Dataset entries =
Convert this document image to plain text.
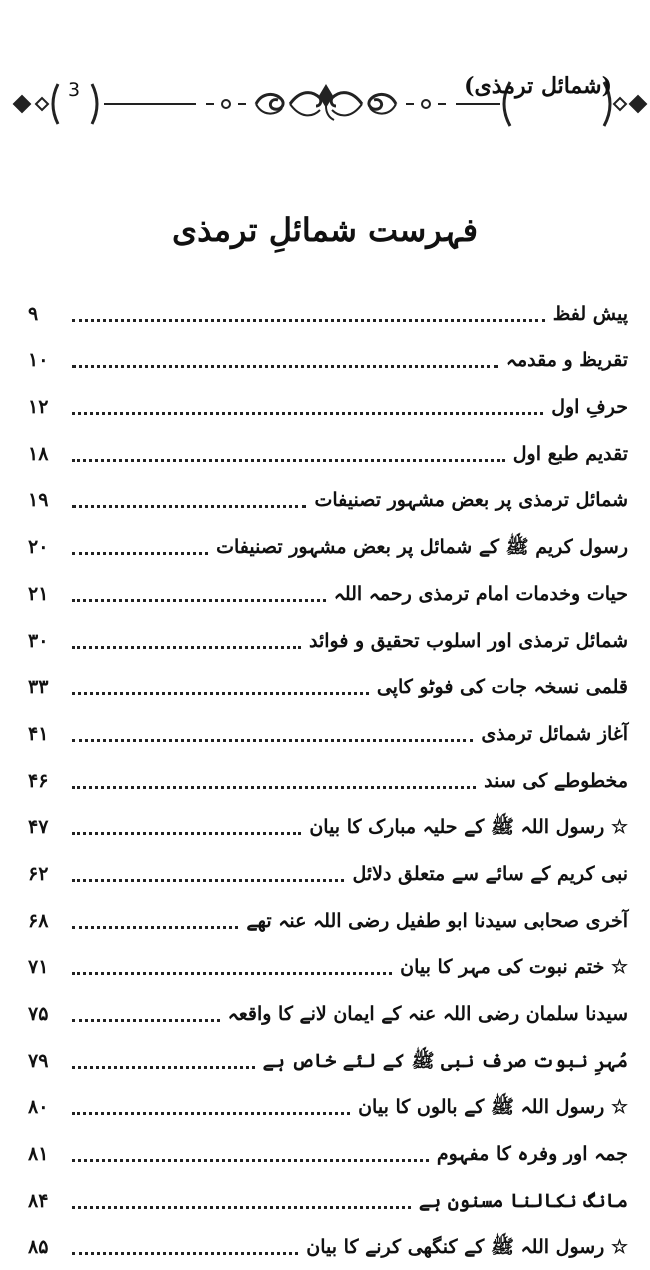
3	(شمائل ترمذی)
فہرست شمائلِ ترمذی
پیش لفظ
۹
تقریظ و مقدمہ
۱۰
حرفِ اول
۱۲
تقدیم طبع اول
۱۸
شمائل ترمذی پر بعض مشہور تصنیفات
۱۹
رسول کریم ﷺ کے شمائل پر بعض مشہور تصنیفات
۲۰
حیات وخدمات امام ترمذی رحمہ اللہ
۲۱
شمائل ترمذی اور اسلوب تحقیق و فوائد
۳۰
قلمی نسخہ جات کی فوٹو کاپی
۳۳
آغاز شمائل ترمذی
۴۱
مخطوطے کی سند
۴۶
☆ رسول اللہ ﷺ کے حلیہ مبارک کا بیان
۴۷
نبی کریم کے سائے سے متعلق دلائل
۶۲
آخری صحابی سیدنا ابو طفیل رضی اللہ عنہ تھے
۶۸
☆ ختم نبوت کی مہر کا بیان
۷۱
سیدنا سلمان رضی اللہ عنہ کے ایمان لانے کا واقعہ
۷۵
مُہرِ نبوت صرف نبی ﷺ کے لئے خاص ہے
۷۹
☆ رسول اللہ ﷺ کے بالوں کا بیان
۸۰
جمہ اور وفرہ کا مفہوم
۸۱
مانگ نکالنا مسنون ہے
۸۴
☆ رسول اللہ ﷺ کے کنگھی کرنے کا بیان
۸۵
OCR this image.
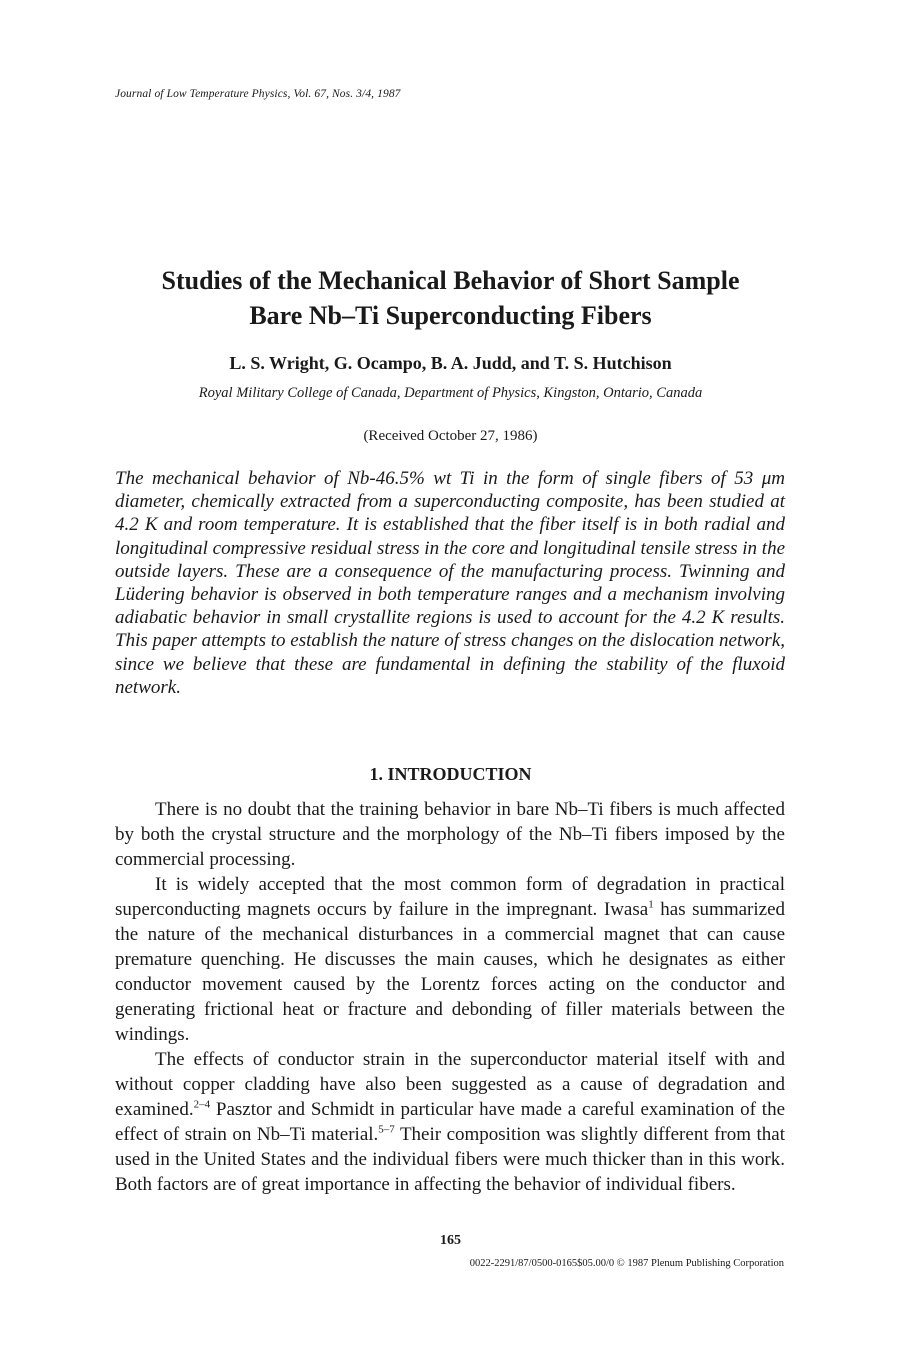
Journal of Low Temperature Physics, Vol. 67, Nos. 3/4, 1987
Studies of the Mechanical Behavior of Short Sample
Bare Nb–Ti Superconducting Fibers
L. S. Wright, G. Ocampo, B. A. Judd, and T. S. Hutchison
Royal Military College of Canada, Department of Physics, Kingston, Ontario, Canada
(Received October 27, 1986)
The mechanical behavior of Nb-46.5% wt Ti in the form of single fibers of 53 μm diameter, chemically extracted from a superconducting composite, has been studied at 4.2 K and room temperature. It is established that the fiber itself is in both radial and longitudinal compressive residual stress in the core and longitudinal tensile stress in the outside layers. These are a consequence of the manufacturing process. Twinning and Lüdering behavior is observed in both temperature ranges and a mechanism involving adiabatic behavior in small crystallite regions is used to account for the 4.2 K results. This paper attempts to establish the nature of stress changes on the dislocation network, since we believe that these are fundamental in defining the stability of the fluxoid network.
1. INTRODUCTION

There is no doubt that the training behavior in bare Nb–Ti fibers is much affected by both the crystal structure and the morphology of the Nb–Ti fibers imposed by the commercial processing.

It is widely accepted that the most common form of degradation in practical superconducting magnets occurs by failure in the impregnant. Iwasa$^1$ has summarized the nature of the mechanical disturbances in a commercial magnet that can cause premature quenching. He discusses the main causes, which he designates as either conductor movement caused by the Lorentz forces acting on the conductor and generating frictional heat or fracture and debonding of filler materials between the windings.

The effects of conductor strain in the superconductor material itself with and without copper cladding have also been suggested as a cause of degradation and examined.$^{2-4}$ Pasztor and Schmidt in particular have made a careful examination of the effect of strain on Nb–Ti material.$^{5-7}$ Their composition was slightly different from that used in the United States and the individual fibers were much thicker than in this work. Both factors are of great importance in affecting the behavior of individual fibers.

165
0022-2291/87/0500-0165$05.00/0 © 1987 Plenum Publishing Corporation
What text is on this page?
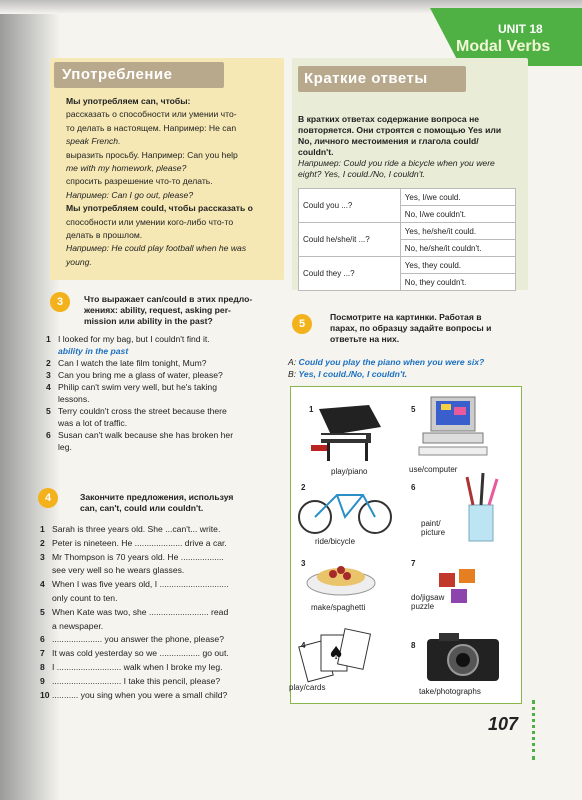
UNIT 18
Modal Verbs
Употребление
Мы употребляем can, чтобы:
рассказать о способности или умении что-
то делать в настоящем. Например: He can
speak French.
выразить просьбу. Например: Can you help
me with my homework, please?
спросить разрешение что-то делать.
Например: Can I go out, please?
Мы употребляем could, чтобы рассказать о
способности или умении кого-либо что-то
делать в прошлом.
Например: He could play football when he was
young.
Краткие ответы
В кратких ответах содержание вопроса не
повторяется. Они строятся с помощью Yes или
No, личного местоимения и глагола could/
couldn't.
Например: Could you ride a bicycle when you were
eight? Yes, I could./No, I couldn't.
Could you ...?	Yes, I/we could.
	No, I/we couldn't.
Could he/she/it ...?	Yes, he/she/it could.
	No, he/she/it couldn't.
Could they ...?	Yes, they could.
	No, they couldn't.
3	Что выражает can/could в этих предло-
жениях: ability, request, asking per-
mission или ability in the past?
1 I looked for my bag, but I couldn't find it.
ability in the past
2 Can I watch the late film tonight, Mum?
3 Can you bring me a glass of water, please?
4 Philip can't swim very well, but he's taking
lessons.
5 Terry couldn't cross the street because there
was a lot of traffic.
6 Susan can't walk because she has broken her
leg.
4	Закончите предложения, используя
can, can't, could или couldn't.
1 Sarah is three years old. She ...can't... write.
2 Peter is nineteen. He .................... drive a car.
3 Mr Thompson is 70 years old. He ..................
see very well so he wears glasses.
4 When I was five years old, I .............................
only count to ten.
5 When Kate was two, she ......................... read
a newspaper.
6 ..................... you answer the phone, please?
7 It was cold yesterday so we ................. go out.
8 I ........................... walk when I broke my leg.
9 ............................. I take this pencil, please?
10 ........... you sing when you were a small child?
5
Посмотрите на картинки. Работая в
парах, по образцу задайте вопросы и
ответьте на них.
A: Could you play the piano when you were six?
B: Yes, I could./No, I couldn't.
♠
1
play/piano
5
use/computer
2
ride/bicycle
6
paint/
picture
3
make/spaghetti
7
do/jigsaw
puzzle
4
play/cards
8
take/photographs
107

Exercise goal =
Tally how many lines of the records hold the word "play". Answer with the number only.

Written answer =
4